#### Data for the task

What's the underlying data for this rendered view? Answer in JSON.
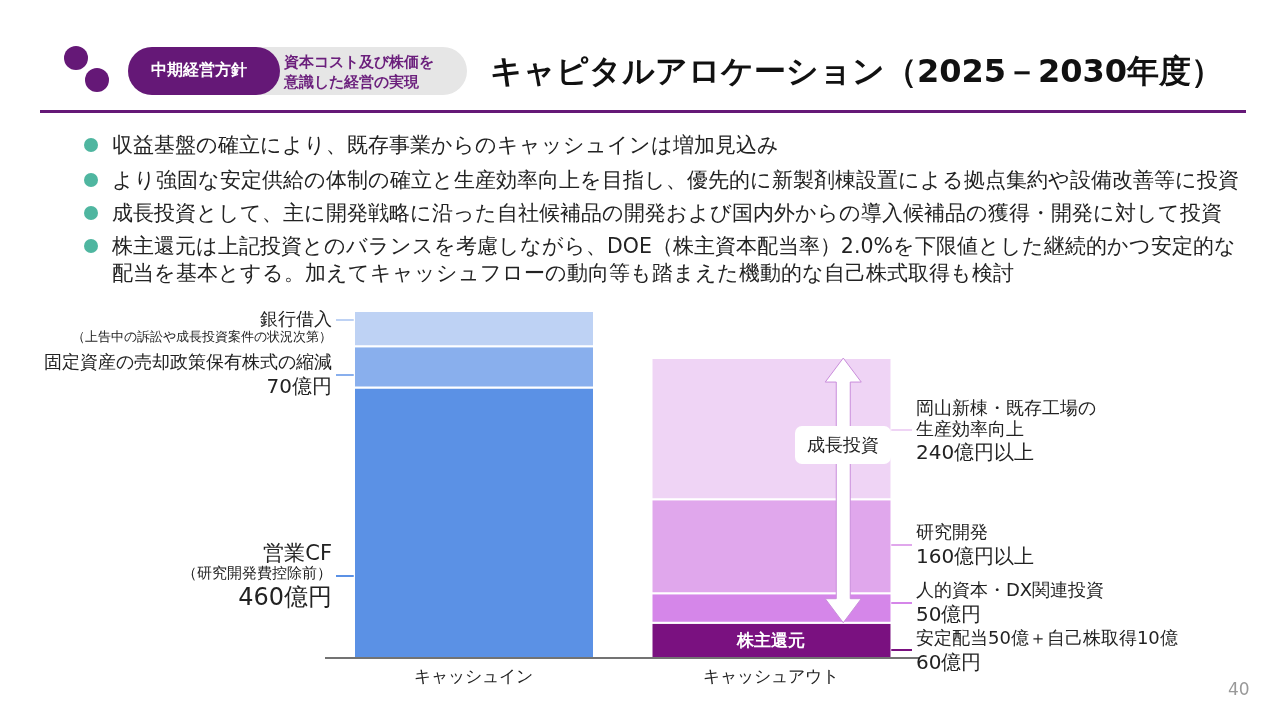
{
  "chart_data": {
    "type": "bar",
    "stacked": true,
    "title": "キャピタルアロケーション（2025－2030年度）",
    "categories": [
      "キャッシュイン",
      "キャッシュアウト"
    ],
    "series": [
      {
        "name": "営業CF",
        "color": "#5b91e5",
        "values": [
          460,
          null
        ],
        "value_labels": [
          "460億円",
          null
        ]
      },
      {
        "name": "固定資産の売却政策保有株式の縮減",
        "color": "#89afed",
        "values": [
          70,
          null
        ],
        "value_labels": [
          "70億円",
          null
        ]
      },
      {
        "name": "銀行借入",
        "color": "#bed2f4",
        "values": [
          60,
          null
        ]
      },
      {
        "name": "株主還元",
        "color": "#7a1180",
        "values": [
          null,
          60
        ],
        "value_labels": [
          null,
          "60億円"
        ]
      },
      {
        "name": "人的資本・DX関連投資",
        "color": "#d586e9",
        "values": [
          null,
          50
        ],
        "value_labels": [
          null,
          "50億円"
        ]
      },
      {
        "name": "研究開発",
        "color": "#e0a7ec",
        "values": [
          null,
          160
        ],
        "value_labels": [
          null,
          "160億円以上"
        ]
      },
      {
        "name": "岡山新棟・既存工場の生産効率向上",
        "color": "#efd4f5",
        "values": [
          null,
          240
        ],
        "value_labels": [
          null,
          "240億円以上"
        ]
      }
    ],
    "annotations": [
      "中期経営方針",
      "資本コスト及び株価を意識した経営の実現",
      "収益基盤の確立により、既存事業からのキャッシュインは増加見込み",
      "より強固な安定供給の体制の確立と生産効率向上を目指し、優先的に新製剤棟設置による拠点集約や設備改善等に投資",
      "成長投資として、主に開発戦略に沿った自社候補品の開発および国内外からの導入候補品の獲得・開発に対して投資",
      "株主還元は上記投資とのバランスを考慮しながら、DOE（株主資本配当率）2.0%を下限値とした継続的かつ安定的な配当を基本とする。加えてキャッシュフローの動向等も踏まえた機動的な自己株式取得も検討",
      "（上告中の訴訟や成長投資案件の状況次第）",
      "（研究開発費控除前）",
      "安定配当50億＋自己株取得10億",
      "成長投資",
      "40"
    ]
  }
}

########

- Work to do
Exclude the images and reproduce the remaining data exactly.

- Correct answer
What's the underlying data for this rendered view? Answer in JSON.
{
  "chart_data": {
    "type": "bar",
    "stacked": true,
    "title": "キャピタルアロケーション（2025－2030年度）",
    "categories": [
      "キャッシュイン",
      "キャッシュアウト"
    ],
    "series": [
      {
        "name": "営業CF",
        "color": "#5b91e5",
        "values": [
          460,
          null
        ],
        "value_labels": [
          "460億円",
          null
        ]
      },
      {
        "name": "固定資産の売却政策保有株式の縮減",
        "color": "#89afed",
        "values": [
          70,
          null
        ],
        "value_labels": [
          "70億円",
          null
        ]
      },
      {
        "name": "銀行借入",
        "color": "#bed2f4",
        "values": [
          60,
          null
        ]
      },
      {
        "name": "株主還元",
        "color": "#7a1180",
        "values": [
          null,
          60
        ],
        "value_labels": [
          null,
          "60億円"
        ]
      },
      {
        "name": "人的資本・DX関連投資",
        "color": "#d586e9",
        "values": [
          null,
          50
        ],
        "value_labels": [
          null,
          "50億円"
        ]
      },
      {
        "name": "研究開発",
        "color": "#e0a7ec",
        "values": [
          null,
          160
        ],
        "value_labels": [
          null,
          "160億円以上"
        ]
      },
      {
        "name": "岡山新棟・既存工場の生産効率向上",
        "color": "#efd4f5",
        "values": [
          null,
          240
        ],
        "value_labels": [
          null,
          "240億円以上"
        ]
      }
    ],
    "annotations": [
      "中期経営方針",
      "資本コスト及び株価を意識した経営の実現",
      "収益基盤の確立により、既存事業からのキャッシュインは増加見込み",
      "より強固な安定供給の体制の確立と生産効率向上を目指し、優先的に新製剤棟設置による拠点集約や設備改善等に投資",
      "成長投資として、主に開発戦略に沿った自社候補品の開発および国内外からの導入候補品の獲得・開発に対して投資",
      "株主還元は上記投資とのバランスを考慮しながら、DOE（株主資本配当率）2.0%を下限値とした継続的かつ安定的な配当を基本とする。加えてキャッシュフローの動向等も踏まえた機動的な自己株式取得も検討",
      "（上告中の訴訟や成長投資案件の状況次第）",
      "（研究開発費控除前）",
      "安定配当50億＋自己株取得10億",
      "成長投資",
      "40"
    ]
  }
}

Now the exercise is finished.